STATED PROBLEM:
Show every line containing "Bering" by copying it.

========================================================================

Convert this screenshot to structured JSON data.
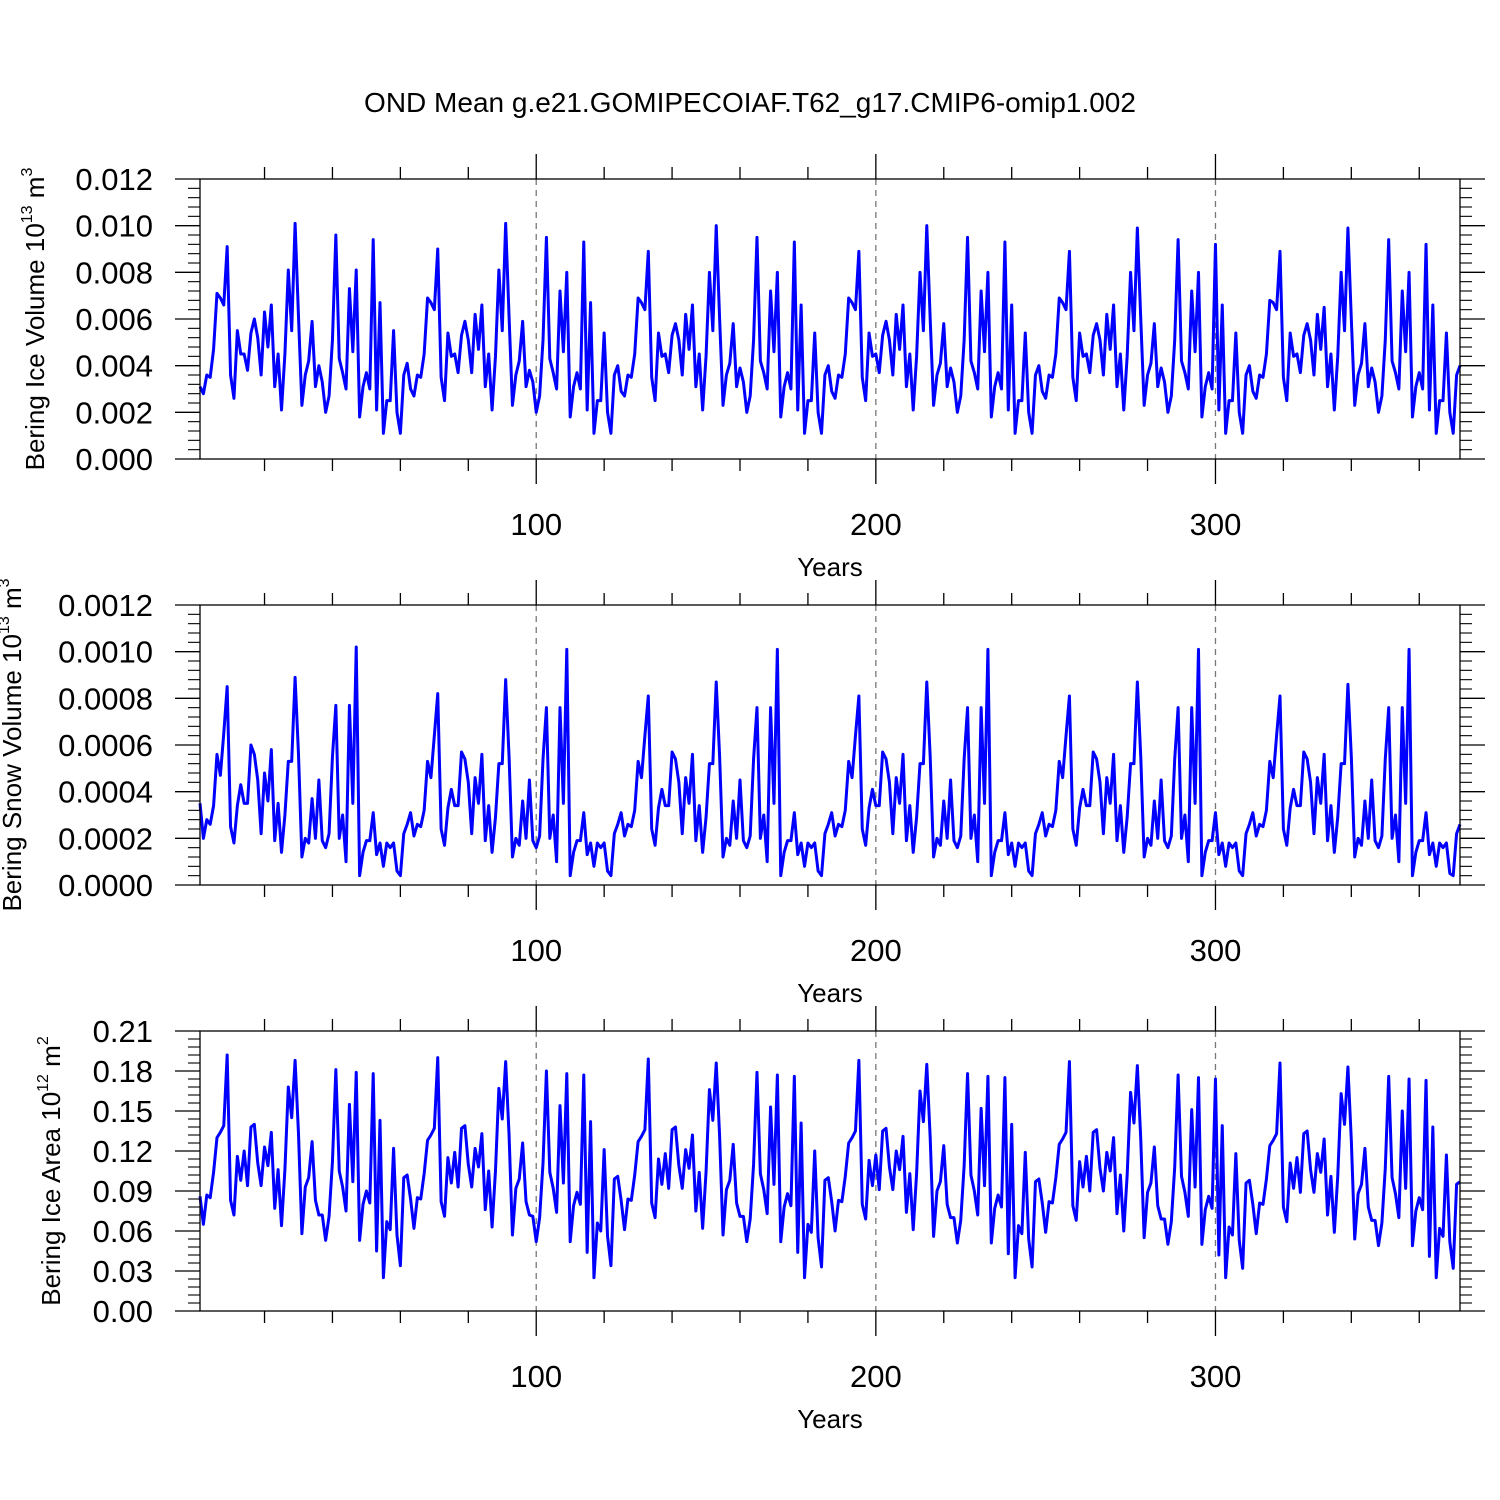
{
  "title": "OND Mean g.e21.GOMIPECOIAF.T62_g17.CMIP6-omip1.002",
  "series_color": "#0000ff",
  "chart_data": [
    {
      "type": "line",
      "ylabel_main": "Bering Ice Volume 10",
      "ylabel_exp": "13",
      "ylabel_unit": " m",
      "ylabel_unit_exp": "3",
      "xlabel": "Years",
      "xlim": [
        1,
        372
      ],
      "ylim": [
        0,
        0.012
      ],
      "x_ticks": [
        "100",
        "200",
        "300"
      ],
      "y_ticks": [
        "0.000",
        "0.002",
        "0.004",
        "0.006",
        "0.008",
        "0.010",
        "0.012"
      ],
      "values": [
        0.0031,
        0.0028,
        0.0036,
        0.0035,
        0.0047,
        0.0071,
        0.0069,
        0.0066,
        0.0091,
        0.0036,
        0.0026,
        0.0055,
        0.0045,
        0.0045,
        0.0038,
        0.0054,
        0.006,
        0.0052,
        0.0036,
        0.0063,
        0.0048,
        0.0066,
        0.0031,
        0.0045,
        0.0021,
        0.0045,
        0.0081,
        0.0055,
        0.0101,
        0.0061,
        0.0023,
        0.0036,
        0.0042,
        0.0059,
        0.0031,
        0.004,
        0.0033,
        0.002,
        0.0027,
        0.0051,
        0.0096,
        0.0043,
        0.0037,
        0.003,
        0.0073,
        0.0046,
        0.0081,
        0.0018,
        0.0031,
        0.0037,
        0.003,
        0.0094,
        0.0021,
        0.0067,
        0.0011,
        0.0025,
        0.0025,
        0.0055,
        0.002,
        0.0011,
        0.0036,
        0.0041,
        0.003,
        0.0027,
        0.0036,
        0.0035,
        0.0045,
        0.0069,
        0.0067,
        0.0064,
        0.009,
        0.0035,
        0.0025,
        0.0054,
        0.0044,
        0.0045,
        0.0037,
        0.0053,
        0.0059,
        0.0051,
        0.0037,
        0.0062,
        0.0047,
        0.0066,
        0.0031,
        0.0045,
        0.0021,
        0.0044,
        0.0081,
        0.0055,
        0.0101,
        0.0061,
        0.0023,
        0.0036,
        0.0042,
        0.0059,
        0.0031,
        0.0038,
        0.0033,
        0.002,
        0.0027,
        0.0051,
        0.0095,
        0.0043,
        0.0037,
        0.003,
        0.0072,
        0.0046,
        0.008,
        0.0018,
        0.0031,
        0.0037,
        0.003,
        0.0093,
        0.0021,
        0.0067,
        0.0011,
        0.0025,
        0.0025,
        0.0054,
        0.002,
        0.0011,
        0.0036,
        0.004,
        0.0029,
        0.0027,
        0.0036,
        0.0035,
        0.0045,
        0.0069,
        0.0067,
        0.0064,
        0.0089,
        0.0035,
        0.0025,
        0.0054,
        0.0044,
        0.0045,
        0.0037,
        0.0053,
        0.0058,
        0.0051,
        0.0036,
        0.0062,
        0.0047,
        0.0066,
        0.0031,
        0.0045,
        0.0021,
        0.0044,
        0.008,
        0.0055,
        0.01,
        0.006,
        0.0023,
        0.0036,
        0.0041,
        0.0058,
        0.0031,
        0.0039,
        0.0033,
        0.002,
        0.0027,
        0.0051,
        0.0095,
        0.0042,
        0.0037,
        0.003,
        0.0072,
        0.0046,
        0.008,
        0.0018,
        0.0031,
        0.0037,
        0.003,
        0.0093,
        0.0021,
        0.0066,
        0.0011,
        0.0025,
        0.0025,
        0.0054,
        0.002,
        0.0011,
        0.0036,
        0.004,
        0.0029,
        0.0026,
        0.0036,
        0.0035,
        0.0045,
        0.0069,
        0.0067,
        0.0064,
        0.0089,
        0.0035,
        0.0025,
        0.0054,
        0.0044,
        0.0045,
        0.0037,
        0.0053,
        0.0059,
        0.0051,
        0.0036,
        0.0062,
        0.0047,
        0.0066,
        0.0031,
        0.0045,
        0.0021,
        0.0044,
        0.008,
        0.0055,
        0.01,
        0.006,
        0.0023,
        0.0036,
        0.0041,
        0.0058,
        0.0031,
        0.0039,
        0.0033,
        0.002,
        0.0027,
        0.0051,
        0.0095,
        0.0042,
        0.0037,
        0.003,
        0.0072,
        0.0046,
        0.008,
        0.0018,
        0.0031,
        0.0037,
        0.003,
        0.0093,
        0.0021,
        0.0066,
        0.0011,
        0.0025,
        0.0025,
        0.0054,
        0.002,
        0.0011,
        0.0036,
        0.004,
        0.0029,
        0.0026,
        0.0036,
        0.0035,
        0.0045,
        0.0069,
        0.0067,
        0.0064,
        0.0089,
        0.0035,
        0.0025,
        0.0054,
        0.0044,
        0.0045,
        0.0037,
        0.0053,
        0.0058,
        0.0051,
        0.0036,
        0.0062,
        0.0047,
        0.0066,
        0.0031,
        0.0045,
        0.0021,
        0.0044,
        0.008,
        0.0055,
        0.0099,
        0.006,
        0.0023,
        0.0036,
        0.0041,
        0.0058,
        0.0031,
        0.0039,
        0.0033,
        0.002,
        0.0027,
        0.0051,
        0.0094,
        0.0042,
        0.0037,
        0.003,
        0.0072,
        0.0046,
        0.008,
        0.0018,
        0.0031,
        0.0037,
        0.003,
        0.0092,
        0.0021,
        0.0066,
        0.0011,
        0.0025,
        0.0025,
        0.0054,
        0.002,
        0.0011,
        0.0036,
        0.004,
        0.0029,
        0.0026,
        0.0036,
        0.0035,
        0.0045,
        0.0068,
        0.0067,
        0.0064,
        0.0089,
        0.0035,
        0.0025,
        0.0054,
        0.0044,
        0.0045,
        0.0037,
        0.0053,
        0.0058,
        0.0051,
        0.0036,
        0.0062,
        0.0047,
        0.0065,
        0.0031,
        0.0045,
        0.0021,
        0.0044,
        0.008,
        0.0055,
        0.0099,
        0.006,
        0.0023,
        0.0036,
        0.0041,
        0.0058,
        0.0031,
        0.0039,
        0.0033,
        0.002,
        0.0027,
        0.0051,
        0.0094,
        0.0042,
        0.0037,
        0.003,
        0.0072,
        0.0046,
        0.008,
        0.0018,
        0.0031,
        0.0037,
        0.003,
        0.0092,
        0.0021,
        0.0066,
        0.0011,
        0.0025,
        0.0025,
        0.0054,
        0.002,
        0.0011,
        0.0036,
        0.004
      ]
    },
    {
      "type": "line",
      "ylabel_main": "Bering Snow Volume 10",
      "ylabel_exp": "13",
      "ylabel_unit": " m",
      "ylabel_unit_exp": "3",
      "xlabel": "Years",
      "xlim": [
        1,
        372
      ],
      "ylim": [
        0,
        0.0012
      ],
      "x_ticks": [
        "100",
        "200",
        "300"
      ],
      "y_ticks": [
        "0.0000",
        "0.0002",
        "0.0004",
        "0.0006",
        "0.0008",
        "0.0010",
        "0.0012"
      ],
      "values": [
        0.00035,
        0.0002,
        0.00028,
        0.00026,
        0.00034,
        0.00056,
        0.00047,
        0.00065,
        0.00085,
        0.00025,
        0.00018,
        0.00034,
        0.00043,
        0.00035,
        0.00035,
        0.0006,
        0.00056,
        0.00045,
        0.00022,
        0.00048,
        0.00036,
        0.00058,
        0.00019,
        0.00035,
        0.00014,
        0.0003,
        0.00053,
        0.00053,
        0.00089,
        0.00056,
        0.00012,
        0.0002,
        0.00018,
        0.00037,
        0.0002,
        0.00045,
        0.00019,
        0.00016,
        0.00022,
        0.00055,
        0.00077,
        0.0002,
        0.0003,
        0.0001,
        0.00077,
        0.00035,
        0.00102,
        4e-05,
        0.00014,
        0.00019,
        0.00019,
        0.00031,
        0.00013,
        0.00018,
        8e-05,
        0.00018,
        0.00016,
        0.00018,
        6e-05,
        4e-05,
        0.00022,
        0.00026,
        0.00031,
        0.00021,
        0.00026,
        0.00025,
        0.00032,
        0.00053,
        0.00046,
        0.00064,
        0.00082,
        0.00024,
        0.00017,
        0.00033,
        0.00041,
        0.00034,
        0.00034,
        0.00057,
        0.00054,
        0.00044,
        0.00022,
        0.00046,
        0.00035,
        0.00056,
        0.00019,
        0.00034,
        0.00014,
        0.00029,
        0.00052,
        0.00052,
        0.00088,
        0.00055,
        0.00012,
        0.0002,
        0.00017,
        0.00036,
        0.0002,
        0.00045,
        0.00019,
        0.00016,
        0.00021,
        0.00054,
        0.00076,
        0.0002,
        0.0003,
        0.0001,
        0.00076,
        0.00035,
        0.00101,
        4e-05,
        0.00014,
        0.00019,
        0.00019,
        0.00031,
        0.00013,
        0.00018,
        8e-05,
        0.00018,
        0.00016,
        0.00018,
        6e-05,
        4e-05,
        0.00022,
        0.00026,
        0.00031,
        0.00021,
        0.00026,
        0.00025,
        0.00032,
        0.00053,
        0.00046,
        0.00064,
        0.00081,
        0.00024,
        0.00017,
        0.00033,
        0.00041,
        0.00034,
        0.00034,
        0.00057,
        0.00054,
        0.00044,
        0.00022,
        0.00046,
        0.00035,
        0.00056,
        0.00019,
        0.00034,
        0.00014,
        0.00029,
        0.00052,
        0.00052,
        0.00087,
        0.00055,
        0.00012,
        0.0002,
        0.00017,
        0.00036,
        0.0002,
        0.00045,
        0.00019,
        0.00016,
        0.00021,
        0.00054,
        0.00076,
        0.0002,
        0.0003,
        0.0001,
        0.00076,
        0.00035,
        0.00101,
        4e-05,
        0.00014,
        0.00019,
        0.00019,
        0.00031,
        0.00013,
        0.00018,
        8e-05,
        0.00018,
        0.00016,
        0.00018,
        6e-05,
        4e-05,
        0.00022,
        0.00026,
        0.00031,
        0.00021,
        0.00026,
        0.00025,
        0.00032,
        0.00053,
        0.00046,
        0.00064,
        0.00081,
        0.00024,
        0.00017,
        0.00033,
        0.00041,
        0.00034,
        0.00034,
        0.00057,
        0.00054,
        0.00044,
        0.00022,
        0.00046,
        0.00035,
        0.00056,
        0.00019,
        0.00034,
        0.00014,
        0.00029,
        0.00052,
        0.00052,
        0.00087,
        0.00055,
        0.00012,
        0.0002,
        0.00017,
        0.00036,
        0.0002,
        0.00045,
        0.00019,
        0.00016,
        0.00021,
        0.00054,
        0.00076,
        0.0002,
        0.0003,
        0.0001,
        0.00076,
        0.00035,
        0.00101,
        4e-05,
        0.00014,
        0.00019,
        0.00019,
        0.00031,
        0.00013,
        0.00018,
        8e-05,
        0.00018,
        0.00016,
        0.00018,
        6e-05,
        4e-05,
        0.00022,
        0.00026,
        0.00031,
        0.00021,
        0.00026,
        0.00025,
        0.00032,
        0.00053,
        0.00046,
        0.00064,
        0.00081,
        0.00024,
        0.00017,
        0.00033,
        0.00041,
        0.00034,
        0.00034,
        0.00057,
        0.00054,
        0.00044,
        0.00022,
        0.00046,
        0.00035,
        0.00056,
        0.00019,
        0.00034,
        0.00014,
        0.00029,
        0.00052,
        0.00052,
        0.00087,
        0.00055,
        0.00012,
        0.0002,
        0.00017,
        0.00036,
        0.0002,
        0.00045,
        0.00019,
        0.00016,
        0.00021,
        0.00054,
        0.00076,
        0.0002,
        0.0003,
        0.0001,
        0.00076,
        0.00035,
        0.00101,
        4e-05,
        0.00014,
        0.00019,
        0.00019,
        0.00031,
        0.00013,
        0.00018,
        8e-05,
        0.00018,
        0.00016,
        0.00018,
        6e-05,
        4e-05,
        0.00022,
        0.00026,
        0.00031,
        0.00021,
        0.00026,
        0.00025,
        0.00032,
        0.00053,
        0.00046,
        0.00064,
        0.00081,
        0.00024,
        0.00017,
        0.00033,
        0.00041,
        0.00034,
        0.00034,
        0.00057,
        0.00054,
        0.00044,
        0.00022,
        0.00046,
        0.00035,
        0.00056,
        0.00019,
        0.00034,
        0.00014,
        0.00029,
        0.00052,
        0.00052,
        0.00086,
        0.00055,
        0.00012,
        0.0002,
        0.00017,
        0.00036,
        0.0002,
        0.00045,
        0.00019,
        0.00016,
        0.00021,
        0.00054,
        0.00076,
        0.0002,
        0.0003,
        0.0001,
        0.00076,
        0.00035,
        0.00101,
        4e-05,
        0.00014,
        0.00019,
        0.00019,
        0.00031,
        0.00013,
        0.00018,
        8e-05,
        0.00018,
        0.00016,
        0.00018,
        5e-05,
        4e-05,
        0.00022,
        0.00026
      ]
    },
    {
      "type": "line",
      "ylabel_main": "Bering Ice Area 10",
      "ylabel_exp": "12",
      "ylabel_unit": " m",
      "ylabel_unit_exp": "2",
      "xlabel": "Years",
      "xlim": [
        1,
        372
      ],
      "ylim": [
        0,
        0.21
      ],
      "x_ticks": [
        "100",
        "200",
        "300"
      ],
      "y_ticks": [
        "0.00",
        "0.03",
        "0.06",
        "0.09",
        "0.12",
        "0.15",
        "0.18",
        "0.21"
      ],
      "values": [
        0.086,
        0.065,
        0.087,
        0.085,
        0.104,
        0.13,
        0.134,
        0.139,
        0.192,
        0.083,
        0.072,
        0.116,
        0.098,
        0.12,
        0.094,
        0.138,
        0.14,
        0.111,
        0.094,
        0.123,
        0.109,
        0.134,
        0.077,
        0.106,
        0.064,
        0.106,
        0.168,
        0.145,
        0.188,
        0.133,
        0.058,
        0.093,
        0.1,
        0.127,
        0.083,
        0.072,
        0.072,
        0.053,
        0.071,
        0.112,
        0.181,
        0.105,
        0.093,
        0.075,
        0.155,
        0.097,
        0.179,
        0.053,
        0.08,
        0.09,
        0.081,
        0.178,
        0.045,
        0.143,
        0.025,
        0.067,
        0.061,
        0.122,
        0.057,
        0.034,
        0.1,
        0.102,
        0.084,
        0.062,
        0.085,
        0.084,
        0.103,
        0.128,
        0.132,
        0.137,
        0.19,
        0.082,
        0.071,
        0.115,
        0.096,
        0.119,
        0.093,
        0.137,
        0.139,
        0.11,
        0.093,
        0.122,
        0.108,
        0.133,
        0.076,
        0.105,
        0.063,
        0.105,
        0.167,
        0.144,
        0.187,
        0.132,
        0.057,
        0.092,
        0.099,
        0.126,
        0.082,
        0.072,
        0.071,
        0.052,
        0.07,
        0.111,
        0.18,
        0.104,
        0.092,
        0.074,
        0.154,
        0.096,
        0.178,
        0.052,
        0.079,
        0.089,
        0.08,
        0.177,
        0.044,
        0.142,
        0.025,
        0.066,
        0.06,
        0.121,
        0.056,
        0.034,
        0.099,
        0.101,
        0.083,
        0.061,
        0.084,
        0.083,
        0.102,
        0.127,
        0.131,
        0.136,
        0.189,
        0.081,
        0.07,
        0.114,
        0.095,
        0.118,
        0.092,
        0.136,
        0.138,
        0.109,
        0.092,
        0.121,
        0.107,
        0.132,
        0.075,
        0.104,
        0.062,
        0.104,
        0.166,
        0.143,
        0.186,
        0.131,
        0.057,
        0.091,
        0.098,
        0.125,
        0.081,
        0.071,
        0.071,
        0.052,
        0.069,
        0.11,
        0.179,
        0.103,
        0.091,
        0.073,
        0.153,
        0.095,
        0.177,
        0.052,
        0.078,
        0.088,
        0.079,
        0.176,
        0.044,
        0.141,
        0.025,
        0.065,
        0.059,
        0.12,
        0.055,
        0.033,
        0.098,
        0.1,
        0.082,
        0.06,
        0.083,
        0.082,
        0.101,
        0.126,
        0.13,
        0.135,
        0.188,
        0.08,
        0.069,
        0.113,
        0.094,
        0.117,
        0.091,
        0.135,
        0.137,
        0.108,
        0.091,
        0.12,
        0.106,
        0.131,
        0.074,
        0.103,
        0.061,
        0.103,
        0.165,
        0.142,
        0.185,
        0.13,
        0.056,
        0.09,
        0.097,
        0.124,
        0.08,
        0.07,
        0.07,
        0.051,
        0.068,
        0.109,
        0.178,
        0.102,
        0.09,
        0.072,
        0.152,
        0.094,
        0.176,
        0.051,
        0.077,
        0.087,
        0.078,
        0.175,
        0.043,
        0.14,
        0.025,
        0.064,
        0.058,
        0.119,
        0.054,
        0.033,
        0.097,
        0.099,
        0.081,
        0.059,
        0.082,
        0.081,
        0.1,
        0.125,
        0.129,
        0.134,
        0.187,
        0.079,
        0.068,
        0.112,
        0.093,
        0.116,
        0.09,
        0.134,
        0.136,
        0.107,
        0.09,
        0.119,
        0.105,
        0.13,
        0.073,
        0.102,
        0.06,
        0.102,
        0.164,
        0.141,
        0.184,
        0.129,
        0.055,
        0.089,
        0.096,
        0.123,
        0.079,
        0.069,
        0.069,
        0.05,
        0.067,
        0.108,
        0.177,
        0.101,
        0.089,
        0.071,
        0.151,
        0.093,
        0.175,
        0.05,
        0.076,
        0.086,
        0.077,
        0.174,
        0.042,
        0.139,
        0.025,
        0.063,
        0.057,
        0.118,
        0.053,
        0.032,
        0.096,
        0.098,
        0.08,
        0.058,
        0.081,
        0.08,
        0.099,
        0.124,
        0.128,
        0.133,
        0.186,
        0.078,
        0.067,
        0.111,
        0.092,
        0.115,
        0.089,
        0.133,
        0.135,
        0.106,
        0.089,
        0.118,
        0.104,
        0.129,
        0.072,
        0.101,
        0.059,
        0.101,
        0.163,
        0.14,
        0.183,
        0.128,
        0.054,
        0.088,
        0.095,
        0.122,
        0.078,
        0.068,
        0.068,
        0.049,
        0.066,
        0.107,
        0.176,
        0.1,
        0.088,
        0.07,
        0.15,
        0.092,
        0.174,
        0.049,
        0.075,
        0.085,
        0.076,
        0.173,
        0.041,
        0.138,
        0.025,
        0.062,
        0.056,
        0.117,
        0.052,
        0.032,
        0.095,
        0.097
      ]
    }
  ]
}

========================================================================

EXPECTED OUTPUT:
      "ylabel_main": "Bering Ice Volume 10",
      "ylabel_main": "Bering Snow Volume 10",
      "ylabel_main": "Bering Ice Area 10",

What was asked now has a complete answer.